Do this:
Set each entry down verbatim, omitting images.
— Start of Material supplied —
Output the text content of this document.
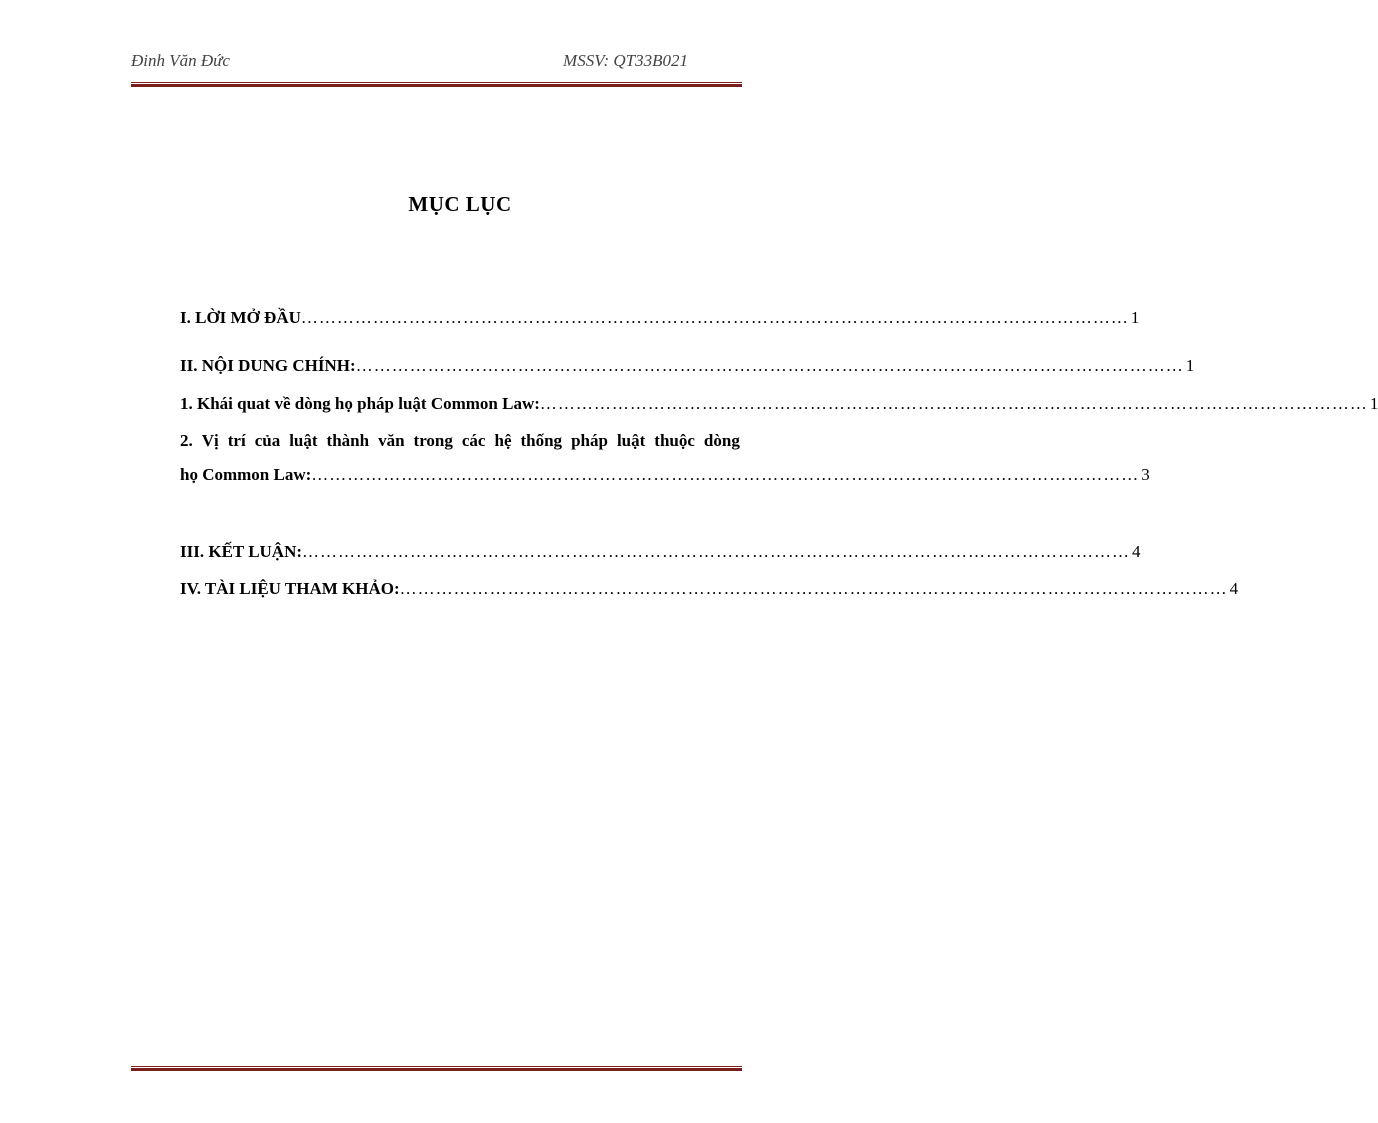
Đinh Văn Đức	MSSV: QT33B021
MỤC LỤC
I. LỜI MỞ ĐẦU ………………………………………………………………………………………………………………………… 1
II. NỘI DUNG CHÍNH: ………………………………………………………………………………………………………………………… 1
1. Khái quat về dòng họ pháp luật Common Law: ………………………………………………………………………………………………………………………… 1
2. Vị trí của luật thành văn trong các hệ thống pháp luật thuộc dòng
họ Common Law: ………………………………………………………………………………………………………………………… 3
III. KẾT LUẬN: ………………………………………………………………………………………………………………………… 4
IV. TÀI LIỆU THAM KHẢO: ………………………………………………………………………………………………………………………… 4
— End of Material supplied —
Task solution:
Output the text content of this document.
Đinh Văn Đức	MSSV: QT33B021
MỤC LỤC
I. LỜI MỞ ĐẦU ………………………………………………………………………………………………………………………… 1
II. NỘI DUNG CHÍNH: ………………………………………………………………………………………………………………………… 1
1. Khái quat về dòng họ pháp luật Common Law: ………………………………………………………………………………………………………………………… 1
2. Vị trí của luật thành văn trong các hệ thống pháp luật thuộc dòng
họ Common Law: ………………………………………………………………………………………………………………………… 3
III. KẾT LUẬN: ………………………………………………………………………………………………………………………… 4
IV. TÀI LIỆU THAM KHẢO: ………………………………………………………………………………………………………………………… 4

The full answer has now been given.